>> Start
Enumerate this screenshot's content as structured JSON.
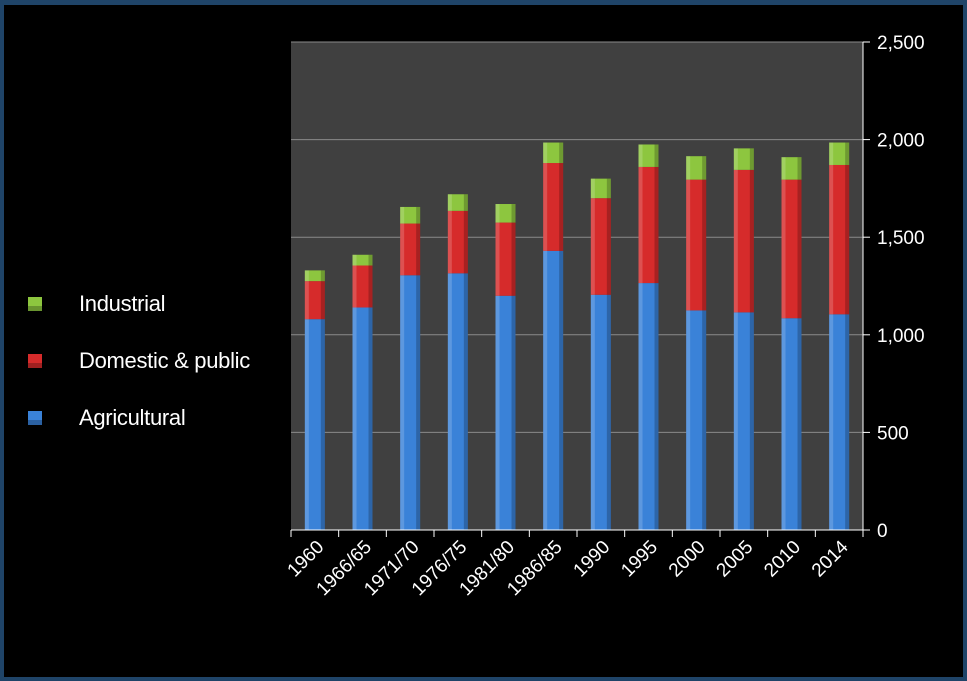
{
  "legend": {
    "items": [
      {
        "label": "Industrial",
        "color": "#8dc63f"
      },
      {
        "label": "Domestic & public",
        "color": "#d62b2b"
      },
      {
        "label": "Agricultural",
        "color": "#3a82d8"
      }
    ]
  },
  "chart_data": {
    "type": "bar",
    "stacked": true,
    "title": "",
    "xlabel": "",
    "ylabel": "",
    "ylim": [
      0,
      2500
    ],
    "yticks": [
      0,
      500,
      1000,
      1500,
      2000,
      2500
    ],
    "ytick_labels": [
      "0",
      "500",
      "1,000",
      "1,500",
      "2,000",
      "2,500"
    ],
    "y_axis_position": "right",
    "grid": true,
    "legend_position": "left",
    "plot_background": "#404040",
    "categories": [
      "1960",
      "1966/65",
      "1971/70",
      "1976/75",
      "1981/80",
      "1986/85",
      "1990",
      "1995",
      "2000",
      "2005",
      "2010",
      "2014"
    ],
    "series": [
      {
        "name": "Agricultural",
        "color": "#3a82d8",
        "values": [
          1080,
          1140,
          1305,
          1315,
          1200,
          1430,
          1205,
          1265,
          1125,
          1115,
          1085,
          1105
        ]
      },
      {
        "name": "Domestic & public",
        "color": "#d62b2b",
        "values": [
          195,
          215,
          265,
          320,
          375,
          450,
          495,
          595,
          670,
          730,
          710,
          765
        ]
      },
      {
        "name": "Industrial",
        "color": "#8dc63f",
        "values": [
          55,
          55,
          85,
          85,
          95,
          105,
          100,
          115,
          120,
          110,
          115,
          115
        ]
      }
    ]
  }
}
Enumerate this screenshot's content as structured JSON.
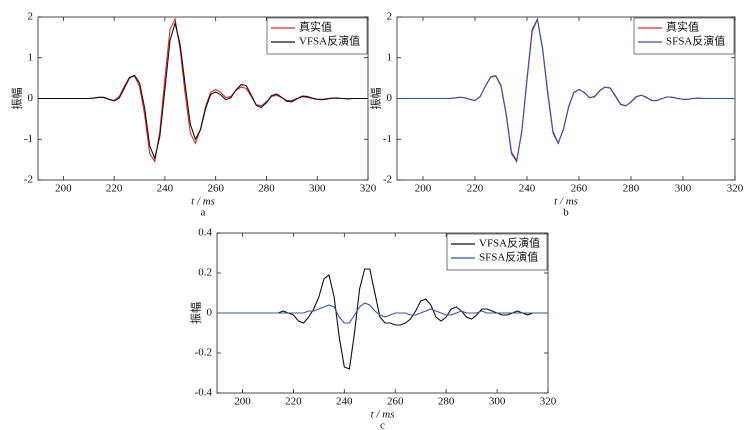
{
  "chart_data": [
    {
      "type": "line",
      "caption": "a",
      "xlabel": "t / ms",
      "ylabel": "振幅",
      "x": [
        190,
        192,
        194,
        196,
        198,
        200,
        202,
        204,
        206,
        208,
        210,
        212,
        214,
        216,
        218,
        220,
        222,
        224,
        226,
        228,
        230,
        232,
        234,
        236,
        238,
        240,
        242,
        244,
        246,
        248,
        250,
        252,
        254,
        256,
        258,
        260,
        262,
        264,
        266,
        268,
        270,
        272,
        274,
        276,
        278,
        280,
        282,
        284,
        286,
        288,
        290,
        292,
        294,
        296,
        298,
        300,
        302,
        304,
        306,
        308,
        310,
        312,
        314,
        316,
        318,
        320
      ],
      "series": [
        {
          "name": "真实值",
          "color": "#d42a2a",
          "values": [
            0,
            0,
            0,
            0,
            0,
            0,
            0,
            0,
            0,
            0,
            0,
            0.01,
            0.03,
            0.02,
            -0.02,
            -0.05,
            0.05,
            0.3,
            0.52,
            0.55,
            0.3,
            -0.4,
            -1.35,
            -1.55,
            -0.8,
            0.5,
            1.7,
            1.95,
            1.2,
            0.1,
            -0.85,
            -1.1,
            -0.75,
            -0.2,
            0.15,
            0.22,
            0.15,
            0.02,
            0.05,
            0.2,
            0.28,
            0.25,
            0.05,
            -0.15,
            -0.18,
            -0.08,
            0.05,
            0.08,
            0.02,
            -0.05,
            -0.05,
            0,
            0.04,
            0.03,
            0,
            -0.02,
            -0.02,
            0,
            0.01,
            0,
            0,
            0,
            0,
            0,
            0,
            0
          ]
        },
        {
          "name": "VFSA反演值",
          "color": "#111111",
          "values": [
            0,
            0,
            0,
            0,
            0,
            0,
            0,
            0,
            0,
            0,
            0,
            0.01,
            0.03,
            0.03,
            -0.02,
            -0.06,
            0.01,
            0.25,
            0.5,
            0.57,
            0.38,
            -0.23,
            -1.16,
            -1.47,
            -0.92,
            0.23,
            1.42,
            1.85,
            1.32,
            0.32,
            -0.63,
            -1.0,
            -0.77,
            -0.25,
            0.1,
            0.16,
            0.09,
            -0.03,
            0.02,
            0.21,
            0.34,
            0.32,
            0.09,
            -0.17,
            -0.22,
            -0.1,
            0.07,
            0.11,
            0.03,
            -0.07,
            -0.08,
            -0.01,
            0.06,
            0.05,
            0.01,
            -0.02,
            -0.03,
            -0.01,
            0.01,
            0.01,
            0,
            -0.01,
            0,
            0,
            0,
            0
          ]
        }
      ],
      "xlim": [
        190,
        320
      ],
      "xticks": [
        200,
        220,
        240,
        260,
        280,
        300,
        320
      ],
      "ylim": [
        -2,
        2
      ],
      "yticks": [
        -2,
        -1,
        0,
        1,
        2
      ],
      "legend": "upper right"
    },
    {
      "type": "line",
      "caption": "b",
      "xlabel": "t / ms",
      "ylabel": "振幅",
      "x": [
        190,
        192,
        194,
        196,
        198,
        200,
        202,
        204,
        206,
        208,
        210,
        212,
        214,
        216,
        218,
        220,
        222,
        224,
        226,
        228,
        230,
        232,
        234,
        236,
        238,
        240,
        242,
        244,
        246,
        248,
        250,
        252,
        254,
        256,
        258,
        260,
        262,
        264,
        266,
        268,
        270,
        272,
        274,
        276,
        278,
        280,
        282,
        284,
        286,
        288,
        290,
        292,
        294,
        296,
        298,
        300,
        302,
        304,
        306,
        308,
        310,
        312,
        314,
        316,
        318,
        320
      ],
      "series": [
        {
          "name": "真实值",
          "color": "#d42a2a",
          "values": [
            0,
            0,
            0,
            0,
            0,
            0,
            0,
            0,
            0,
            0,
            0,
            0.01,
            0.03,
            0.02,
            -0.02,
            -0.05,
            0.05,
            0.3,
            0.52,
            0.55,
            0.3,
            -0.4,
            -1.35,
            -1.55,
            -0.8,
            0.5,
            1.7,
            1.95,
            1.2,
            0.1,
            -0.85,
            -1.1,
            -0.75,
            -0.2,
            0.15,
            0.22,
            0.15,
            0.02,
            0.05,
            0.2,
            0.28,
            0.25,
            0.05,
            -0.15,
            -0.18,
            -0.08,
            0.05,
            0.08,
            0.02,
            -0.05,
            -0.05,
            0,
            0.04,
            0.03,
            0,
            -0.02,
            -0.02,
            0,
            0.01,
            0,
            0,
            0,
            0,
            0,
            0,
            0
          ]
        },
        {
          "name": "SFSA反演值",
          "color": "#3553b5",
          "values": [
            0,
            0,
            0,
            0,
            0,
            0,
            0,
            0,
            0,
            0,
            0,
            0.01,
            0.03,
            0.02,
            -0.02,
            -0.05,
            0.05,
            0.3,
            0.53,
            0.56,
            0.32,
            -0.37,
            -1.31,
            -1.52,
            -0.82,
            0.45,
            1.65,
            1.94,
            1.23,
            0.15,
            -0.81,
            -1.09,
            -0.76,
            -0.22,
            0.14,
            0.22,
            0.15,
            0.02,
            0.04,
            0.19,
            0.28,
            0.26,
            0.07,
            -0.14,
            -0.18,
            -0.09,
            0.04,
            0.08,
            0.03,
            -0.05,
            -0.05,
            0,
            0.04,
            0.03,
            0,
            -0.02,
            -0.02,
            0,
            0.01,
            0,
            0,
            0,
            0,
            0,
            0,
            0
          ]
        }
      ],
      "xlim": [
        190,
        320
      ],
      "xticks": [
        200,
        220,
        240,
        260,
        280,
        300,
        320
      ],
      "ylim": [
        -2,
        2
      ],
      "yticks": [
        -2,
        -1,
        0,
        1,
        2
      ],
      "legend": "upper right"
    },
    {
      "type": "line",
      "caption": "c",
      "xlabel": "t / ms",
      "ylabel": "振幅",
      "x": [
        190,
        192,
        194,
        196,
        198,
        200,
        202,
        204,
        206,
        208,
        210,
        212,
        214,
        216,
        218,
        220,
        222,
        224,
        226,
        228,
        230,
        232,
        234,
        236,
        238,
        240,
        242,
        244,
        246,
        248,
        250,
        252,
        254,
        256,
        258,
        260,
        262,
        264,
        266,
        268,
        270,
        272,
        274,
        276,
        278,
        280,
        282,
        284,
        286,
        288,
        290,
        292,
        294,
        296,
        298,
        300,
        302,
        304,
        306,
        308,
        310,
        312,
        314,
        316,
        318,
        320
      ],
      "series": [
        {
          "name": "VFSA反演值",
          "color": "#111111",
          "values": [
            0,
            0,
            0,
            0,
            0,
            0,
            0,
            0,
            0,
            0,
            0,
            0,
            0,
            0.01,
            0,
            -0.01,
            -0.04,
            -0.05,
            -0.02,
            0.02,
            0.08,
            0.17,
            0.19,
            0.08,
            -0.12,
            -0.27,
            -0.28,
            -0.1,
            0.12,
            0.22,
            0.22,
            0.1,
            -0.02,
            -0.05,
            -0.05,
            -0.06,
            -0.06,
            -0.05,
            -0.03,
            0.01,
            0.06,
            0.07,
            0.04,
            -0.02,
            -0.04,
            -0.02,
            0.02,
            0.03,
            0.01,
            -0.02,
            -0.03,
            -0.01,
            0.02,
            0.02,
            0.01,
            0,
            -0.01,
            -0.01,
            0,
            0.01,
            0,
            -0.01,
            0,
            0,
            0,
            0
          ]
        },
        {
          "name": "SFSA反演值",
          "color": "#3553b5",
          "values": [
            0,
            0,
            0,
            0,
            0,
            0,
            0,
            0,
            0,
            0,
            0,
            0,
            0,
            0,
            0,
            0,
            0,
            0,
            0.01,
            0.01,
            0.02,
            0.03,
            0.04,
            0.03,
            -0.02,
            -0.05,
            -0.05,
            -0.01,
            0.03,
            0.05,
            0.04,
            0.01,
            -0.01,
            -0.02,
            -0.01,
            0,
            0,
            0,
            -0.01,
            -0.01,
            0,
            0.01,
            0.02,
            0.01,
            0,
            -0.01,
            -0.01,
            0,
            0.01,
            0,
            0,
            0,
            0.01,
            0,
            0,
            0,
            0,
            0,
            0,
            0,
            0,
            0,
            0,
            0,
            0,
            0
          ]
        }
      ],
      "xlim": [
        190,
        320
      ],
      "xticks": [
        200,
        220,
        240,
        260,
        280,
        300,
        320
      ],
      "ylim": [
        -0.4,
        0.4
      ],
      "yticks": [
        -0.4,
        -0.2,
        0,
        0.2,
        0.4
      ],
      "legend": "upper right"
    }
  ]
}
>> End
◆ **JOB**
Search the preceding listing for the word "color" and pull out every line that holds it.

◆ **RESULT OF THIS TASK**
        "color": "#8dc63f"
        "color": "#d62b2b"
        "color": "#3a82d8"
        "color": "#3a82d8",
        "color": "#d62b2b",
        "color": "#8dc63f",
          "color": "#d42a2a",
          "color": "#111111",
          "color": "#d42a2a",
          "color": "#3553b5",
          "color": "#111111",
          "color": "#3553b5",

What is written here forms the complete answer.